Aim of the task:
List every line below containing "this".

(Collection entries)
•••••

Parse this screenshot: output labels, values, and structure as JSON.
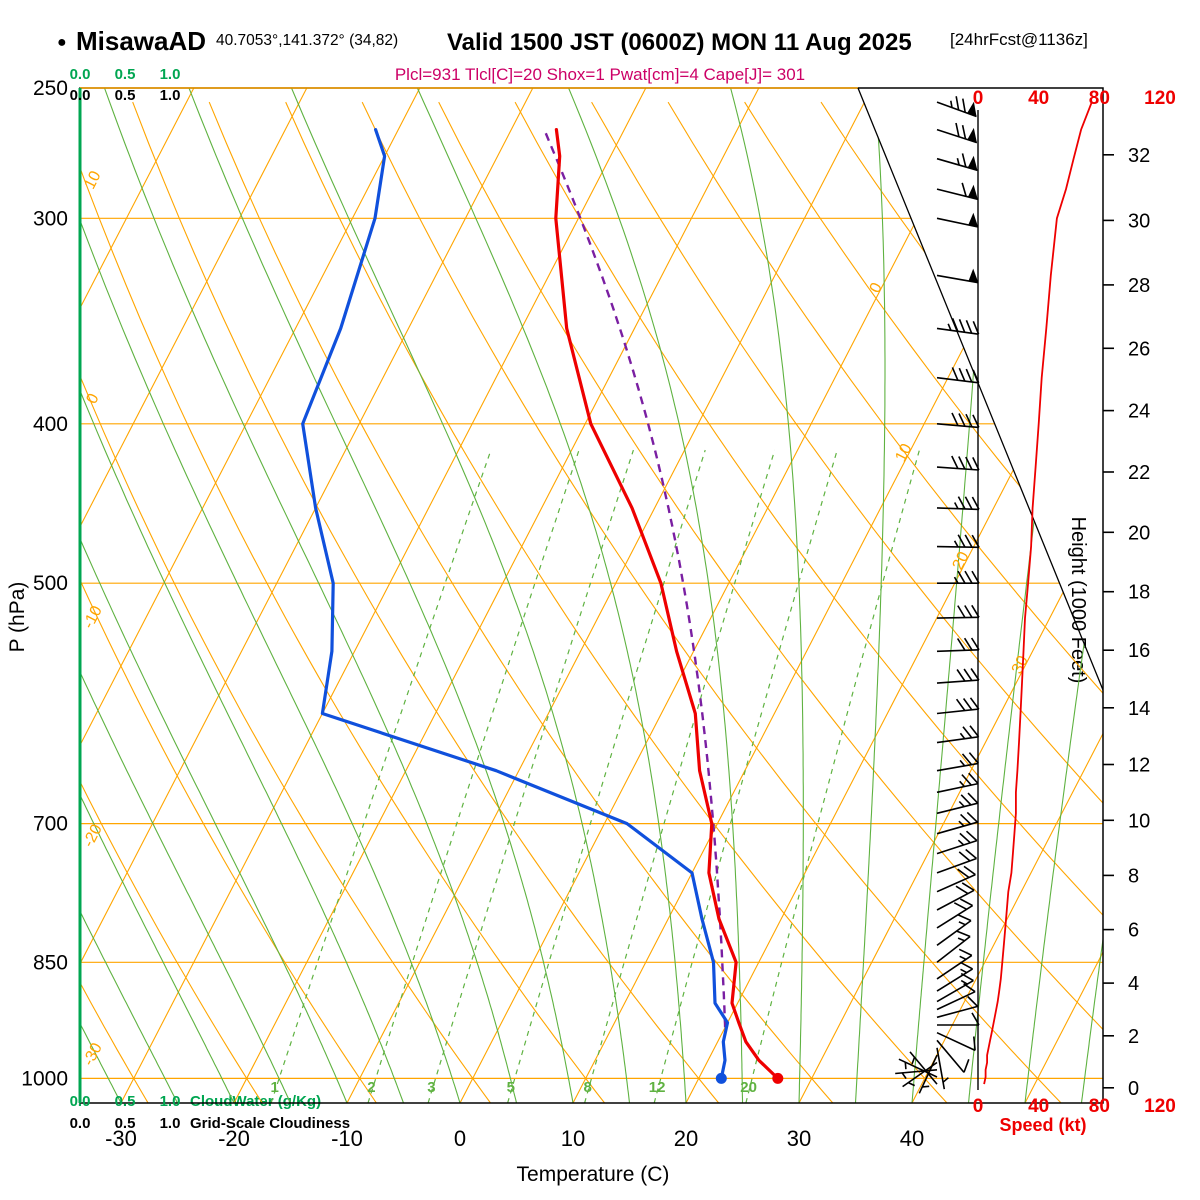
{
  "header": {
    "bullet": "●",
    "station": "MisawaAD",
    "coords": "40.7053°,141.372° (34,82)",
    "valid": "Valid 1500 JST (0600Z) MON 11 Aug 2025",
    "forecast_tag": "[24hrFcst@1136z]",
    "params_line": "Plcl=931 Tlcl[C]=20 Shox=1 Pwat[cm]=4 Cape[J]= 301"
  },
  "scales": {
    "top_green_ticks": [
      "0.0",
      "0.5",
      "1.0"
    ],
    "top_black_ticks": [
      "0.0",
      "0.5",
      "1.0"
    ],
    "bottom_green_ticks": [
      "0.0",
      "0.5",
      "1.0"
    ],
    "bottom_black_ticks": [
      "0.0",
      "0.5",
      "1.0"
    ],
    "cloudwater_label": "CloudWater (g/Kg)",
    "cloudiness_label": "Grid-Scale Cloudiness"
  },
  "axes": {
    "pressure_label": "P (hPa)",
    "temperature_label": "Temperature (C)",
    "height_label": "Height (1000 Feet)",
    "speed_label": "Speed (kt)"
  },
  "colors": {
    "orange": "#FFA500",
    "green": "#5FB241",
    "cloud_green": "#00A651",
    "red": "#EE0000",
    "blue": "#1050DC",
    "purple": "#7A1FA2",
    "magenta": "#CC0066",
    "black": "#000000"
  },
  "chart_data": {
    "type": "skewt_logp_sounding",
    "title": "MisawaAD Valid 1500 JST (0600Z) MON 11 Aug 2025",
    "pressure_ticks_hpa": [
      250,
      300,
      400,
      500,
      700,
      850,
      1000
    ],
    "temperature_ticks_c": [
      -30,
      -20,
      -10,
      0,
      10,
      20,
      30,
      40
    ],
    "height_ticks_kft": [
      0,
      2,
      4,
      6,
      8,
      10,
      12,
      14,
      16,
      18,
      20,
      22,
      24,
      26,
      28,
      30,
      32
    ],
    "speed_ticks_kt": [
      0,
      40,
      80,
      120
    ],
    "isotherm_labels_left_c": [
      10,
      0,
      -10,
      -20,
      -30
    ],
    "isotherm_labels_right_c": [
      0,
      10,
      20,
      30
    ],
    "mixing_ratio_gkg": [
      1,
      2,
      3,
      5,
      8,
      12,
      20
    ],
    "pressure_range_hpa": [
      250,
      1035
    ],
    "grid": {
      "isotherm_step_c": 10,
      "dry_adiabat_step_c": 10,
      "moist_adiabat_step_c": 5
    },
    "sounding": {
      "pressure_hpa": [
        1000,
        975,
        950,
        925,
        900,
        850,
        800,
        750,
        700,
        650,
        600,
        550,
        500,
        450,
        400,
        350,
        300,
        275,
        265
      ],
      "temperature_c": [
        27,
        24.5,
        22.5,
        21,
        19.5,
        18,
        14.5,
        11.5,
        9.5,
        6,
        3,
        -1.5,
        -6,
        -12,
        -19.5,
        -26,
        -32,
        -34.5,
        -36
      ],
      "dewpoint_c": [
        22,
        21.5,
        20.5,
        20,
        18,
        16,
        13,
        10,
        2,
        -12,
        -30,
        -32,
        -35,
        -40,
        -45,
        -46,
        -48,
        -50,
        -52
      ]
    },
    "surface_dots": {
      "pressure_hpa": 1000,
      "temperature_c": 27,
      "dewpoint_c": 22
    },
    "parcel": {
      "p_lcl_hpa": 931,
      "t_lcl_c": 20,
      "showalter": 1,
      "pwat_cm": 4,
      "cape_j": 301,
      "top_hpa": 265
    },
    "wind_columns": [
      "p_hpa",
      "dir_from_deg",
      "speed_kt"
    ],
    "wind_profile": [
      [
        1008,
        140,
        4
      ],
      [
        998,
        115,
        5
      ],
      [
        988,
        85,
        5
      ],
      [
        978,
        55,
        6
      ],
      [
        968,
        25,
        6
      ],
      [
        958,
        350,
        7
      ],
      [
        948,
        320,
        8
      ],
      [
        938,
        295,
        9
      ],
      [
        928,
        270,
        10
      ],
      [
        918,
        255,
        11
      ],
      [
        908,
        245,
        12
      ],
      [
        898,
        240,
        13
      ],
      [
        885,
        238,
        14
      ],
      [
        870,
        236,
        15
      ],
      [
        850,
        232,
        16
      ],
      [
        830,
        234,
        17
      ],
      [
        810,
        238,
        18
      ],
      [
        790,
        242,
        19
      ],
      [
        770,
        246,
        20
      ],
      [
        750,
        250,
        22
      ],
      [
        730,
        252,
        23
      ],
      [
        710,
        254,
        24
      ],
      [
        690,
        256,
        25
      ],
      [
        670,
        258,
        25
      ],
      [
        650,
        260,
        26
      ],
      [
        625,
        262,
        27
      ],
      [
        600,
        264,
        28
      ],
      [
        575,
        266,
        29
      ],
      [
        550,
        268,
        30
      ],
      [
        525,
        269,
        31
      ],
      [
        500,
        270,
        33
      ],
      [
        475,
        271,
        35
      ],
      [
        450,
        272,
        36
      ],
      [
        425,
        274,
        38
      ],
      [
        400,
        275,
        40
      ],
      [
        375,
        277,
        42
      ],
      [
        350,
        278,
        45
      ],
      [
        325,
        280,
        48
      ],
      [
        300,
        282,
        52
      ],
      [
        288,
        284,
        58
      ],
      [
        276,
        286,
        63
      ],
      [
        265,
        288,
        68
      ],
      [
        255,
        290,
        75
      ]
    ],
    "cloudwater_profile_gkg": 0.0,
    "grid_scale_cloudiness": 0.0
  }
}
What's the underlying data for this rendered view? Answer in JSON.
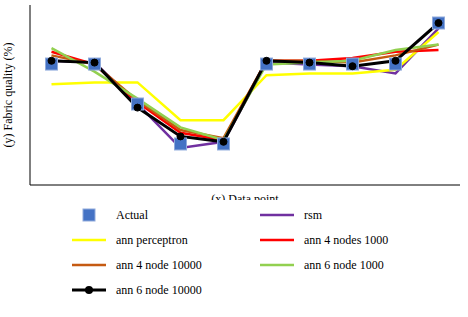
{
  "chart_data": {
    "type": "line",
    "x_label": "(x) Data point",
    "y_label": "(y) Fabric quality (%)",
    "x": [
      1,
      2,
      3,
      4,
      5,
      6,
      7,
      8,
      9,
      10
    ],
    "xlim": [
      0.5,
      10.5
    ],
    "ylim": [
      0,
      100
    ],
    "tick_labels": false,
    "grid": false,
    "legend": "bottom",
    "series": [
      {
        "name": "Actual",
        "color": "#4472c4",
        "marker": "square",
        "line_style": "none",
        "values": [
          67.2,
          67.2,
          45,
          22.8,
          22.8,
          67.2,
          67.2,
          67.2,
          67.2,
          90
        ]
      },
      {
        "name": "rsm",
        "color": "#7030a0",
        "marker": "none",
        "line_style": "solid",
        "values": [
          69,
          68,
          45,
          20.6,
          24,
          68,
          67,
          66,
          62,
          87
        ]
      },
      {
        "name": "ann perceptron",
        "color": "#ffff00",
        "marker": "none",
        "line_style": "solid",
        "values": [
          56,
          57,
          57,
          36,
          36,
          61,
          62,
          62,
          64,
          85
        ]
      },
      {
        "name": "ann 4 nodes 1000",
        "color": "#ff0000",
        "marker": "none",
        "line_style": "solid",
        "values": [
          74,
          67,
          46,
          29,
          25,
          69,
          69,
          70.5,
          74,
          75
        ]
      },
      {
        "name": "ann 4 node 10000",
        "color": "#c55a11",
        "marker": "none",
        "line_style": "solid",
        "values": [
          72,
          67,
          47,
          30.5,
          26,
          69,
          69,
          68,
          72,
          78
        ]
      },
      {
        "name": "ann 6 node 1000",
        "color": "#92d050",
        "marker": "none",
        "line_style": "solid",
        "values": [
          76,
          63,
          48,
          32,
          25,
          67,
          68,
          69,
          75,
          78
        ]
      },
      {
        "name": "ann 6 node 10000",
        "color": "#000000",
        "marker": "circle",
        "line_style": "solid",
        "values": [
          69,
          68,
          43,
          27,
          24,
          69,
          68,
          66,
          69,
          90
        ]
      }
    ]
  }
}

•••••

Task answer:
Parse this screenshot: output labels, values, and structure as JSON.
What's the underlying data for this rendered view? Answer in JSON.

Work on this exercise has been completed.